*DIRECTIONS*. Output every entry exactly as written, skipping any pictures.

*THE INPUT*.
## start
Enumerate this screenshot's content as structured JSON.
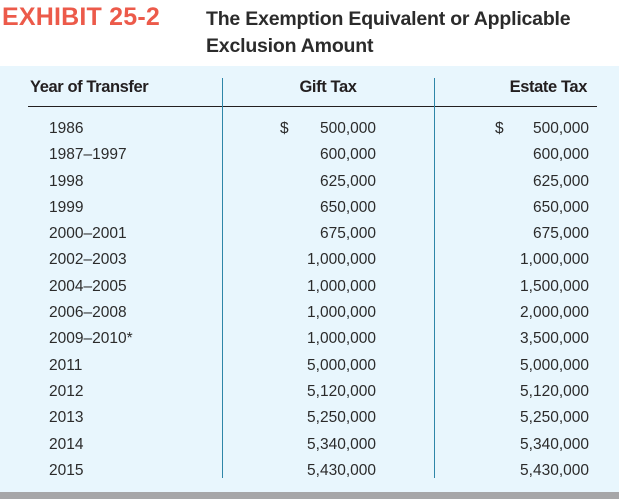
{
  "exhibit": {
    "label": "EXHIBIT 25-2",
    "title_line1": "The Exemption Equivalent or Applicable",
    "title_line2": "Exclusion Amount",
    "label_color": "#ec5a4a",
    "panel_color": "#e8f6fd",
    "divider_color": "#2e86a8"
  },
  "table": {
    "headers": {
      "year": "Year of Transfer",
      "gift": "Gift Tax",
      "estate": "Estate Tax"
    },
    "currency_symbol": "$",
    "rows": [
      {
        "year": "1986",
        "gift_currency": "$",
        "gift": "500,000",
        "estate_currency": "$",
        "estate": "500,000"
      },
      {
        "year": "1987–1997",
        "gift_currency": "",
        "gift": "600,000",
        "estate_currency": "",
        "estate": "600,000"
      },
      {
        "year": "1998",
        "gift_currency": "",
        "gift": "625,000",
        "estate_currency": "",
        "estate": "625,000"
      },
      {
        "year": "1999",
        "gift_currency": "",
        "gift": "650,000",
        "estate_currency": "",
        "estate": "650,000"
      },
      {
        "year": "2000–2001",
        "gift_currency": "",
        "gift": "675,000",
        "estate_currency": "",
        "estate": "675,000"
      },
      {
        "year": "2002–2003",
        "gift_currency": "",
        "gift": "1,000,000",
        "estate_currency": "",
        "estate": "1,000,000"
      },
      {
        "year": "2004–2005",
        "gift_currency": "",
        "gift": "1,000,000",
        "estate_currency": "",
        "estate": "1,500,000"
      },
      {
        "year": "2006–2008",
        "gift_currency": "",
        "gift": "1,000,000",
        "estate_currency": "",
        "estate": "2,000,000"
      },
      {
        "year": "2009–2010*",
        "gift_currency": "",
        "gift": "1,000,000",
        "estate_currency": "",
        "estate": "3,500,000"
      },
      {
        "year": "2011",
        "gift_currency": "",
        "gift": "5,000,000",
        "estate_currency": "",
        "estate": "5,000,000"
      },
      {
        "year": "2012",
        "gift_currency": "",
        "gift": "5,120,000",
        "estate_currency": "",
        "estate": "5,120,000"
      },
      {
        "year": "2013",
        "gift_currency": "",
        "gift": "5,250,000",
        "estate_currency": "",
        "estate": "5,250,000"
      },
      {
        "year": "2014",
        "gift_currency": "",
        "gift": "5,340,000",
        "estate_currency": "",
        "estate": "5,340,000"
      },
      {
        "year": "2015",
        "gift_currency": "",
        "gift": "5,430,000",
        "estate_currency": "",
        "estate": "5,430,000"
      }
    ]
  }
}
## end
*REPLY*.
Enumerate this screenshot's content as structured JSON.
{
  "exhibit": {
    "label": "EXHIBIT 25-2",
    "title_line1": "The Exemption Equivalent or Applicable",
    "title_line2": "Exclusion Amount",
    "label_color": "#ec5a4a",
    "panel_color": "#e8f6fd",
    "divider_color": "#2e86a8"
  },
  "table": {
    "headers": {
      "year": "Year of Transfer",
      "gift": "Gift Tax",
      "estate": "Estate Tax"
    },
    "currency_symbol": "$",
    "rows": [
      {
        "year": "1986",
        "gift_currency": "$",
        "gift": "500,000",
        "estate_currency": "$",
        "estate": "500,000"
      },
      {
        "year": "1987–1997",
        "gift_currency": "",
        "gift": "600,000",
        "estate_currency": "",
        "estate": "600,000"
      },
      {
        "year": "1998",
        "gift_currency": "",
        "gift": "625,000",
        "estate_currency": "",
        "estate": "625,000"
      },
      {
        "year": "1999",
        "gift_currency": "",
        "gift": "650,000",
        "estate_currency": "",
        "estate": "650,000"
      },
      {
        "year": "2000–2001",
        "gift_currency": "",
        "gift": "675,000",
        "estate_currency": "",
        "estate": "675,000"
      },
      {
        "year": "2002–2003",
        "gift_currency": "",
        "gift": "1,000,000",
        "estate_currency": "",
        "estate": "1,000,000"
      },
      {
        "year": "2004–2005",
        "gift_currency": "",
        "gift": "1,000,000",
        "estate_currency": "",
        "estate": "1,500,000"
      },
      {
        "year": "2006–2008",
        "gift_currency": "",
        "gift": "1,000,000",
        "estate_currency": "",
        "estate": "2,000,000"
      },
      {
        "year": "2009–2010*",
        "gift_currency": "",
        "gift": "1,000,000",
        "estate_currency": "",
        "estate": "3,500,000"
      },
      {
        "year": "2011",
        "gift_currency": "",
        "gift": "5,000,000",
        "estate_currency": "",
        "estate": "5,000,000"
      },
      {
        "year": "2012",
        "gift_currency": "",
        "gift": "5,120,000",
        "estate_currency": "",
        "estate": "5,120,000"
      },
      {
        "year": "2013",
        "gift_currency": "",
        "gift": "5,250,000",
        "estate_currency": "",
        "estate": "5,250,000"
      },
      {
        "year": "2014",
        "gift_currency": "",
        "gift": "5,340,000",
        "estate_currency": "",
        "estate": "5,340,000"
      },
      {
        "year": "2015",
        "gift_currency": "",
        "gift": "5,430,000",
        "estate_currency": "",
        "estate": "5,430,000"
      }
    ]
  }
}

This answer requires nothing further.